→ Task
Go through the material and pull out every line with the string "generatore" in it.

→ Data shown
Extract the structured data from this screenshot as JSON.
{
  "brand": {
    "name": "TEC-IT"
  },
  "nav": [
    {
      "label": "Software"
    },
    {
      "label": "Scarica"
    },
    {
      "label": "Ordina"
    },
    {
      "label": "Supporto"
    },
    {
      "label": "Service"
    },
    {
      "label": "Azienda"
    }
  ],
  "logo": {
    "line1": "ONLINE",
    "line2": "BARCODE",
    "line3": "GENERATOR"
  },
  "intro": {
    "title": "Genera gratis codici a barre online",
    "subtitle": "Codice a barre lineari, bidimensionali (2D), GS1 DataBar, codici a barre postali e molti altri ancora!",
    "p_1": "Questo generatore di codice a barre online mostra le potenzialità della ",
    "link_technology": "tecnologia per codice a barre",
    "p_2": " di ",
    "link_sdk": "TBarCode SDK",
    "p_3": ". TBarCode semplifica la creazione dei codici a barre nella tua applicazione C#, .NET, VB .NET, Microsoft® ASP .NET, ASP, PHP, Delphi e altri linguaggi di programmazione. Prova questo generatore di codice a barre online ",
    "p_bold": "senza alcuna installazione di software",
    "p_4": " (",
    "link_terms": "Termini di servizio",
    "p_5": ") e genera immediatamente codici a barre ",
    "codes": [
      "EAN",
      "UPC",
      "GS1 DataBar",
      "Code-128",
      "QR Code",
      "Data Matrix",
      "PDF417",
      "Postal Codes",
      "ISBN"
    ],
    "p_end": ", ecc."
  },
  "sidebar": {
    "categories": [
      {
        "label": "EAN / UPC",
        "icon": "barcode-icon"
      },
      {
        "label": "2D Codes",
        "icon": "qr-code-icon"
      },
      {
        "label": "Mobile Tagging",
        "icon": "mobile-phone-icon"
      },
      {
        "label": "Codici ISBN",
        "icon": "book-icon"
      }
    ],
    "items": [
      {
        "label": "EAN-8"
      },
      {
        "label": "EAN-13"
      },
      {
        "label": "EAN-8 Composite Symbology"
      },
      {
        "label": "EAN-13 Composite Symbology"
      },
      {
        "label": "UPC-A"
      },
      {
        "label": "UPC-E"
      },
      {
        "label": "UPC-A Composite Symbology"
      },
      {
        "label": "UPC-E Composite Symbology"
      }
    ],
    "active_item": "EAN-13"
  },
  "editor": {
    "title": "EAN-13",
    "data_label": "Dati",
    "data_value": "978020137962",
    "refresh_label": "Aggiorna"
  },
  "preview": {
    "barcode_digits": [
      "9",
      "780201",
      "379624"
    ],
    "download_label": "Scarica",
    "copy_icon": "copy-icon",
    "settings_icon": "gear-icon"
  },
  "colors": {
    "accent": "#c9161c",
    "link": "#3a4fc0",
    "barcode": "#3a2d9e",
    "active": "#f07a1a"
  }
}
---
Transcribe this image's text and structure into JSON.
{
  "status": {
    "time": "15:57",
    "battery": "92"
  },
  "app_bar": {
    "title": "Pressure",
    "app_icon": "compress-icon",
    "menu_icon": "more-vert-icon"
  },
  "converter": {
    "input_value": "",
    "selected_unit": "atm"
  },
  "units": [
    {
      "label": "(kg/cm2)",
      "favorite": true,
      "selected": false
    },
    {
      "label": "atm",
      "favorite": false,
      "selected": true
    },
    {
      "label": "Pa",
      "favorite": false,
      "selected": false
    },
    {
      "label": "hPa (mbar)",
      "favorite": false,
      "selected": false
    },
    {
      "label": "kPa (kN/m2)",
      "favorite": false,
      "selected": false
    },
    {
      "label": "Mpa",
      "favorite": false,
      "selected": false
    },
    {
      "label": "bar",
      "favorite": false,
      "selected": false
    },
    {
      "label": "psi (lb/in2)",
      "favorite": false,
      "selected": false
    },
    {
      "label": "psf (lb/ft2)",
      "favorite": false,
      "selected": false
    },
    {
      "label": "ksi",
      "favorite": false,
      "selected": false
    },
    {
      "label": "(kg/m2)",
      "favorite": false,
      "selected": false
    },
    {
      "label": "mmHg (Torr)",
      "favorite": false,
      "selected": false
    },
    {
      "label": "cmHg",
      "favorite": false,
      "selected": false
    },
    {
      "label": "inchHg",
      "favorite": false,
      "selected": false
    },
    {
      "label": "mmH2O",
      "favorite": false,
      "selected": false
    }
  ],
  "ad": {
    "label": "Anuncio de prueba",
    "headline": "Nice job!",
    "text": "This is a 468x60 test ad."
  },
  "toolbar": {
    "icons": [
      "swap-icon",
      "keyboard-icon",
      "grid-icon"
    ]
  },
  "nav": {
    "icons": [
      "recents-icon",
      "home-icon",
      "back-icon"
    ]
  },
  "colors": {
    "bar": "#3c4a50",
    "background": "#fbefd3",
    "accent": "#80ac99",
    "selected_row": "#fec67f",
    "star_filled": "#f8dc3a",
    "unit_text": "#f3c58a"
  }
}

→ Output for this task
    "p_1": "Questo generatore di codice a barre online mostra le potenzialità della ",
    "p_3": ". TBarCode semplifica la creazione dei codici a barre nella tua applicazione C#, .NET, VB .NET, Microsoft® ASP .NET, ASP, PHP, Delphi e altri linguaggi di programmazione. Prova questo generatore di codice a barre online ",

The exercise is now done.